▼
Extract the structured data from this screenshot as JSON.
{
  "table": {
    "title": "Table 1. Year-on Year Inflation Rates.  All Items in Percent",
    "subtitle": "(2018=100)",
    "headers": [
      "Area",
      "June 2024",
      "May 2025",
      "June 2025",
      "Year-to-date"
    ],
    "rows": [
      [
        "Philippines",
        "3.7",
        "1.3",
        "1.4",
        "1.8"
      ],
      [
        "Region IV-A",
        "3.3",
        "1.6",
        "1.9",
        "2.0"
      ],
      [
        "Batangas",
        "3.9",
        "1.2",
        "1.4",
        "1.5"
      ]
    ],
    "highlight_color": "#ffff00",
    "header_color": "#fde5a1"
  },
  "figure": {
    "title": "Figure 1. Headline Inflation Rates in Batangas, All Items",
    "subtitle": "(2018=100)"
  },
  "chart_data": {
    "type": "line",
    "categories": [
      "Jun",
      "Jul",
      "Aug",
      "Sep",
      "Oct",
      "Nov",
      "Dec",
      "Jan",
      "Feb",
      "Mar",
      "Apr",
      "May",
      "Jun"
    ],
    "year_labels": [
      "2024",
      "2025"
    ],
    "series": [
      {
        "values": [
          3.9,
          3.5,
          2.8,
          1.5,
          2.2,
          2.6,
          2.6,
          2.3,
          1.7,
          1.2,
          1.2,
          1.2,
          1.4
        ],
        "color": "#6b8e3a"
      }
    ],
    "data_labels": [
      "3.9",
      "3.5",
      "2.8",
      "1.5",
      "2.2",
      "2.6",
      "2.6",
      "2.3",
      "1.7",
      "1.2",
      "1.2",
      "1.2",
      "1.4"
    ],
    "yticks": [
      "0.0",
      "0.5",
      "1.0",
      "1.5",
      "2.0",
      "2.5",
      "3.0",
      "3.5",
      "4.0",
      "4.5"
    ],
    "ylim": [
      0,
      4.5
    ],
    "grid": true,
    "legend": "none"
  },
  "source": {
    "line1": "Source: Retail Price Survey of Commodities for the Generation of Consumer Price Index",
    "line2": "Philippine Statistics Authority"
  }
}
▲
= What to produce =
Extract the full listing and reproduce each line exactly.

= Written answer =
Extract the structured data from this screenshot as JSON.
{
  "table": {
    "title": "Table 1. Year-on Year Inflation Rates.  All Items in Percent",
    "subtitle": "(2018=100)",
    "headers": [
      "Area",
      "June 2024",
      "May 2025",
      "June 2025",
      "Year-to-date"
    ],
    "rows": [
      [
        "Philippines",
        "3.7",
        "1.3",
        "1.4",
        "1.8"
      ],
      [
        "Region IV-A",
        "3.3",
        "1.6",
        "1.9",
        "2.0"
      ],
      [
        "Batangas",
        "3.9",
        "1.2",
        "1.4",
        "1.5"
      ]
    ],
    "highlight_color": "#ffff00",
    "header_color": "#fde5a1"
  },
  "figure": {
    "title": "Figure 1. Headline Inflation Rates in Batangas, All Items",
    "subtitle": "(2018=100)"
  },
  "chart_data": {
    "type": "line",
    "categories": [
      "Jun",
      "Jul",
      "Aug",
      "Sep",
      "Oct",
      "Nov",
      "Dec",
      "Jan",
      "Feb",
      "Mar",
      "Apr",
      "May",
      "Jun"
    ],
    "year_labels": [
      "2024",
      "2025"
    ],
    "series": [
      {
        "values": [
          3.9,
          3.5,
          2.8,
          1.5,
          2.2,
          2.6,
          2.6,
          2.3,
          1.7,
          1.2,
          1.2,
          1.2,
          1.4
        ],
        "color": "#6b8e3a"
      }
    ],
    "data_labels": [
      "3.9",
      "3.5",
      "2.8",
      "1.5",
      "2.2",
      "2.6",
      "2.6",
      "2.3",
      "1.7",
      "1.2",
      "1.2",
      "1.2",
      "1.4"
    ],
    "yticks": [
      "0.0",
      "0.5",
      "1.0",
      "1.5",
      "2.0",
      "2.5",
      "3.0",
      "3.5",
      "4.0",
      "4.5"
    ],
    "ylim": [
      0,
      4.5
    ],
    "grid": true,
    "legend": "none"
  },
  "source": {
    "line1": "Source: Retail Price Survey of Commodities for the Generation of Consumer Price Index",
    "line2": "Philippine Statistics Authority"
  }
}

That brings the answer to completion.